INSTRUCTION –
Wherever the word "harga" appears in a line, copy that line.

Data records:
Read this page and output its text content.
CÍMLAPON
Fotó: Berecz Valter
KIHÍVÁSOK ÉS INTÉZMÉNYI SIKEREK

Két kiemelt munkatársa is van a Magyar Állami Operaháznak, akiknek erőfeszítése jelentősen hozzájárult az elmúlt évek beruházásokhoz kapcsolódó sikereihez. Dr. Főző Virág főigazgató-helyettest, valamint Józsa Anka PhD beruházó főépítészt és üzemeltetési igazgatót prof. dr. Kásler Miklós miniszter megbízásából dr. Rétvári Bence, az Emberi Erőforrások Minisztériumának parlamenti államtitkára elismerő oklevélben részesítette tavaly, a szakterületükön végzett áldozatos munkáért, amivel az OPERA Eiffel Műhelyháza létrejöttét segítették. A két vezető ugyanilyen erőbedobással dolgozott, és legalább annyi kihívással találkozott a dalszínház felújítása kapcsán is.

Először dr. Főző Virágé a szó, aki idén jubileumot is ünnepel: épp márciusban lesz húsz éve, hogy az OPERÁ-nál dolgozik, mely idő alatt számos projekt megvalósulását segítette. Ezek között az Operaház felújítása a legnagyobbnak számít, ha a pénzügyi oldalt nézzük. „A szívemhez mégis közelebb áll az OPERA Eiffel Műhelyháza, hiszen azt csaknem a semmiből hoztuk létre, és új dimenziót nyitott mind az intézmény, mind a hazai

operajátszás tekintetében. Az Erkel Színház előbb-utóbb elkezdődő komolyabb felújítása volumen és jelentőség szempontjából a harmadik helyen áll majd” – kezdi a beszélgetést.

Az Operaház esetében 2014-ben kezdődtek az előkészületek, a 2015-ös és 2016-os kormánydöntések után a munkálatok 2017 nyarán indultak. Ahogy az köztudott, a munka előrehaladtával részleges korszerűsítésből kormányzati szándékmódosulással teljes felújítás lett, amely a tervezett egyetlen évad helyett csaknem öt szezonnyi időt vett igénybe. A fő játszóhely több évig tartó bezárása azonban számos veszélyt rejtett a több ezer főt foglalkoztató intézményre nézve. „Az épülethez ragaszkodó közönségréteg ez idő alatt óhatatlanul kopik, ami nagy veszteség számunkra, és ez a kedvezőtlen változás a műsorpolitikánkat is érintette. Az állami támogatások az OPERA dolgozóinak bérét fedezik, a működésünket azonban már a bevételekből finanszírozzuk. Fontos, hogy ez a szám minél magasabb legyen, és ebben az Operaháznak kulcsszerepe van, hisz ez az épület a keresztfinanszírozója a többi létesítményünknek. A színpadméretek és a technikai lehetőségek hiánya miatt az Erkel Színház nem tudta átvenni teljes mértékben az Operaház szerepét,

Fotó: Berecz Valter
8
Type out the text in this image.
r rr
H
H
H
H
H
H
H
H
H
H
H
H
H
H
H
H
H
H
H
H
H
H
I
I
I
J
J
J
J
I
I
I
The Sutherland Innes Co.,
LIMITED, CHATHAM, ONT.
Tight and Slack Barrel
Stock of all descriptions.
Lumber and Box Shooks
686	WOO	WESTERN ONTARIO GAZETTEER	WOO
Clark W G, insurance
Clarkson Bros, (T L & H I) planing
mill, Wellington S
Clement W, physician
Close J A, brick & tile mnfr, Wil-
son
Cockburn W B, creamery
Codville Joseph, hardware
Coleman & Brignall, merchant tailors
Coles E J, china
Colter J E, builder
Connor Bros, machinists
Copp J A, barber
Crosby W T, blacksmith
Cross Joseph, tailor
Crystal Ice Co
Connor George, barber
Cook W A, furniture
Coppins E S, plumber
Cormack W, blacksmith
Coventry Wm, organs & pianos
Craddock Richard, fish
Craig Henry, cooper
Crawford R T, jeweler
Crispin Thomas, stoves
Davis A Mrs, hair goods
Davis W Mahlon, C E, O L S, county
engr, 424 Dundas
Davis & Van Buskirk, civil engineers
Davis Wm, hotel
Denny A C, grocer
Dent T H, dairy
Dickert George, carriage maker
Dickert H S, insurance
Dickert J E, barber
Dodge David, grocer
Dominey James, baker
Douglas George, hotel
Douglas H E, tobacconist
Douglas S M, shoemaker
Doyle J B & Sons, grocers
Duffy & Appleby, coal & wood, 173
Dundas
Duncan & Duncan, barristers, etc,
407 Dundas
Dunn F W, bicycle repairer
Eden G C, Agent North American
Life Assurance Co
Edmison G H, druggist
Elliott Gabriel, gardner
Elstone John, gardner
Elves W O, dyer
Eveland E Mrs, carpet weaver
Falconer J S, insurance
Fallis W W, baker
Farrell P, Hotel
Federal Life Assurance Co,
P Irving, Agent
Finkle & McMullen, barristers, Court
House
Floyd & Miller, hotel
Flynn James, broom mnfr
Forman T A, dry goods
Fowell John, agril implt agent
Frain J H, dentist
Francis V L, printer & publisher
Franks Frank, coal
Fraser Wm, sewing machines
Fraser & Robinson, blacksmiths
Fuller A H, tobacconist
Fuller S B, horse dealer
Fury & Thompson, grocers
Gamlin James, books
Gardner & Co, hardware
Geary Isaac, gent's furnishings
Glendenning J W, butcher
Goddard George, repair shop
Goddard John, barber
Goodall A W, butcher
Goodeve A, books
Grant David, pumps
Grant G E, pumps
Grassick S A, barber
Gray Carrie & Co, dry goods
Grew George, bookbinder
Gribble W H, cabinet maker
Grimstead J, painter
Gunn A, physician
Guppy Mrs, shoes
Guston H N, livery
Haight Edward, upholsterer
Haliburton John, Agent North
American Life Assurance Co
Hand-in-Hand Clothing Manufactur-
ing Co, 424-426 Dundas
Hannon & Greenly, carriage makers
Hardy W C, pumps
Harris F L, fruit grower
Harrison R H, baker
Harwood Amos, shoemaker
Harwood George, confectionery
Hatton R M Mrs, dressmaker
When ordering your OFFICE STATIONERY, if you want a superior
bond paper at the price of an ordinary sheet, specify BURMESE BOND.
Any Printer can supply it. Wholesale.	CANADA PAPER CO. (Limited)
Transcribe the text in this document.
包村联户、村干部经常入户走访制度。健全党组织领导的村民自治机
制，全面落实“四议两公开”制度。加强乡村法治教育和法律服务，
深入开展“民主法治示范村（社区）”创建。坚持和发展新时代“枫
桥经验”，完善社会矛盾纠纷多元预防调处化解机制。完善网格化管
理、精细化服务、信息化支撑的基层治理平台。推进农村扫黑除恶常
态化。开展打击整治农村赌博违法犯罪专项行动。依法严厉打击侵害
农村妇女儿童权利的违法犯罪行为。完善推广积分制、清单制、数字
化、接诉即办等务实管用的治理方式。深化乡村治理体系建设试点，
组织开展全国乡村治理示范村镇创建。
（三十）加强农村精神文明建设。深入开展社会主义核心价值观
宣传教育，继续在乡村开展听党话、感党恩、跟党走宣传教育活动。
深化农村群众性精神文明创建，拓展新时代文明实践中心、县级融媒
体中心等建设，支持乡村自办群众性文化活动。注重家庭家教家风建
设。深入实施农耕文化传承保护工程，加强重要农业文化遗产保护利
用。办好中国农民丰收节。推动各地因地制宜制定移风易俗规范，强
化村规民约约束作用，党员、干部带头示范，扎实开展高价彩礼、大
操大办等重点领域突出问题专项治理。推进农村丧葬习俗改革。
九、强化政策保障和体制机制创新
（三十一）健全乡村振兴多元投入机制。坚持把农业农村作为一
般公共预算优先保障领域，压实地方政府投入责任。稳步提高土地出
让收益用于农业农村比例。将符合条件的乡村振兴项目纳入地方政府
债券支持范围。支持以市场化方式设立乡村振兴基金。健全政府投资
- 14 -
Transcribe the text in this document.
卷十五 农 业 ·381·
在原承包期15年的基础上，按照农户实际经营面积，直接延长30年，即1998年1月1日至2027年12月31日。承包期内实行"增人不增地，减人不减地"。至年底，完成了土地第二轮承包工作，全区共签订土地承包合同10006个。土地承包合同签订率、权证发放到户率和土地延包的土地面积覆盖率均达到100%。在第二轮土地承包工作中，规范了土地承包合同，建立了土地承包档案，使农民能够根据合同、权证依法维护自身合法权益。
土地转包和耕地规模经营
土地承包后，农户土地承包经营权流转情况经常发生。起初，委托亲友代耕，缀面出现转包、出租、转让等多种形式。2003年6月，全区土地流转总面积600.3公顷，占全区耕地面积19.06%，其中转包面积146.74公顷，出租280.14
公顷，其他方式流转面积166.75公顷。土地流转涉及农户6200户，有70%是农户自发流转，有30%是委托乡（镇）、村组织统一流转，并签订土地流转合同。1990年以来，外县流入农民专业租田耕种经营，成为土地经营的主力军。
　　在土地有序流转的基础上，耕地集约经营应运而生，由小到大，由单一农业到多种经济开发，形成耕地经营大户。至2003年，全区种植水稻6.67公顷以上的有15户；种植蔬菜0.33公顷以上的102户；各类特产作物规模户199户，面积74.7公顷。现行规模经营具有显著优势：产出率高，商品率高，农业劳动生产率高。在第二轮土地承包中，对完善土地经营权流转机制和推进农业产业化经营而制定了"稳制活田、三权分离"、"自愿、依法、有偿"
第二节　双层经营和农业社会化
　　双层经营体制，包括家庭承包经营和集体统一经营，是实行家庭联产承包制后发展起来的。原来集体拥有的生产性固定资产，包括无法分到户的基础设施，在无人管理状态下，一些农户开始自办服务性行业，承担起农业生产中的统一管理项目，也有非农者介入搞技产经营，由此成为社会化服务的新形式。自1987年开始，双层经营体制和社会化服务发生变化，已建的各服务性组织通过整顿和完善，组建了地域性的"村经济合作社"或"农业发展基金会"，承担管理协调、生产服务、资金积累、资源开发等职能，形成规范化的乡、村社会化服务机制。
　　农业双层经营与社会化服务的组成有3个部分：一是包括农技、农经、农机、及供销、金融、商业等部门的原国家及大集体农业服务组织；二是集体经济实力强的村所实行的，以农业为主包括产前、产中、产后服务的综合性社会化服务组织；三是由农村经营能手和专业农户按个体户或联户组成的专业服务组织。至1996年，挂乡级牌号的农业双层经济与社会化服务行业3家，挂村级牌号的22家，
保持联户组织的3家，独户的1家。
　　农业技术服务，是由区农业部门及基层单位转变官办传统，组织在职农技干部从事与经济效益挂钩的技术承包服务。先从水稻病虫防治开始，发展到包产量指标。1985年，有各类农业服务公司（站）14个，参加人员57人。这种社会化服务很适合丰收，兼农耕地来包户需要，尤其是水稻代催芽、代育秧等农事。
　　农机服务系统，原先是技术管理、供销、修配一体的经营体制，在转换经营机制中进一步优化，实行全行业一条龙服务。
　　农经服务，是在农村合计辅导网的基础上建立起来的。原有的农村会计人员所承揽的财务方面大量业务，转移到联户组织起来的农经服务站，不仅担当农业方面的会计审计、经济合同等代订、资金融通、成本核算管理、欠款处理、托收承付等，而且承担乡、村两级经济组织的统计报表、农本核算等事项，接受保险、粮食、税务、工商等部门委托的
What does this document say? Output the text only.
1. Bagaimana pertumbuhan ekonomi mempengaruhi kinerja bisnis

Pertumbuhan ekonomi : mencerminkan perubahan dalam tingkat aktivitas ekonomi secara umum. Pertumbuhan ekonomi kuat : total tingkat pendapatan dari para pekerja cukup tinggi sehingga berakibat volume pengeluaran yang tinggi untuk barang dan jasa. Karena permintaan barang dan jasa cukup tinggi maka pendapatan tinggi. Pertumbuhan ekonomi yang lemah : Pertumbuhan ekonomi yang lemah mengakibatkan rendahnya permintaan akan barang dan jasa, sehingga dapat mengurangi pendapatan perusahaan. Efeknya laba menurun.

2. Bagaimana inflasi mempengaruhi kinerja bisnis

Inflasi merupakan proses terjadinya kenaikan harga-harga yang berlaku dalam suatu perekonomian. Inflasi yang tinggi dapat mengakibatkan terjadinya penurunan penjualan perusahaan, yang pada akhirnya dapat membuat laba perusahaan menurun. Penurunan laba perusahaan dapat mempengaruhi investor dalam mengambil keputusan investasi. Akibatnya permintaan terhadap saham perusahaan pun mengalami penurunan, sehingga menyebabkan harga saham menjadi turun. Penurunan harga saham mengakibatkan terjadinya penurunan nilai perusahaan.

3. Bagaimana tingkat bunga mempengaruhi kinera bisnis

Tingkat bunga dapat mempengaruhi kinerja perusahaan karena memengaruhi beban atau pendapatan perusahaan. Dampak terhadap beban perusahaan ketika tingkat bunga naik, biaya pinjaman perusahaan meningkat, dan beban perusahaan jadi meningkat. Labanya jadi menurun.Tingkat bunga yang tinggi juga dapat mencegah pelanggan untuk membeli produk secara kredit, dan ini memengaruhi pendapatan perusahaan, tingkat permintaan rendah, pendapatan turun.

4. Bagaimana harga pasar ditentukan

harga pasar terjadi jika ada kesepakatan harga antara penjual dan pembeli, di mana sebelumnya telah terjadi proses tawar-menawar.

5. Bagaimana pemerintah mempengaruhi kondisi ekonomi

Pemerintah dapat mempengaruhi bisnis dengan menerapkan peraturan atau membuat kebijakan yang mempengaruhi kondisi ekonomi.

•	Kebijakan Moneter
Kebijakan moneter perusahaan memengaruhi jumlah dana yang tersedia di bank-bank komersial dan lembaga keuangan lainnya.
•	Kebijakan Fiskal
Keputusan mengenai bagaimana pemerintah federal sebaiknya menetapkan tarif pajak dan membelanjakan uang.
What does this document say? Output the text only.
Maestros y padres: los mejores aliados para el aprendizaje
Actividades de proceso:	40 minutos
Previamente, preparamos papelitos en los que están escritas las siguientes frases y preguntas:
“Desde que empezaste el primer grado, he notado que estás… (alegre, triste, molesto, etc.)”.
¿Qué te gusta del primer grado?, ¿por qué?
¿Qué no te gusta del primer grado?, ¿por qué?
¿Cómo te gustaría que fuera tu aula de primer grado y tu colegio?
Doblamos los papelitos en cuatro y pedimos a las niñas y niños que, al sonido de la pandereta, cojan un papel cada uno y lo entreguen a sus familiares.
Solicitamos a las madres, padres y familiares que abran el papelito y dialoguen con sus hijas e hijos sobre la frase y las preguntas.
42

THE ANSWER –
Inflasi merupakan proses terjadinya kenaikan harga-harga yang berlaku dalam suatu perekonomian. Inflasi yang tinggi dapat mengakibatkan terjadinya penurunan penjualan perusahaan, yang pada akhirnya dapat membuat laba perusahaan menurun. Penurunan laba perusahaan dapat mempengaruhi investor dalam mengambil keputusan investasi. Akibatnya permintaan terhadap saham perusahaan pun mengalami penurunan, sehingga menyebabkan harga saham menjadi turun. Penurunan harga saham mengakibatkan terjadinya penurunan nilai perusahaan.
4. Bagaimana harga pasar ditentukan
harga pasar terjadi jika ada kesepakatan harga antara penjual dan pembeli, di mana sebelumnya telah terjadi proses tawar-menawar.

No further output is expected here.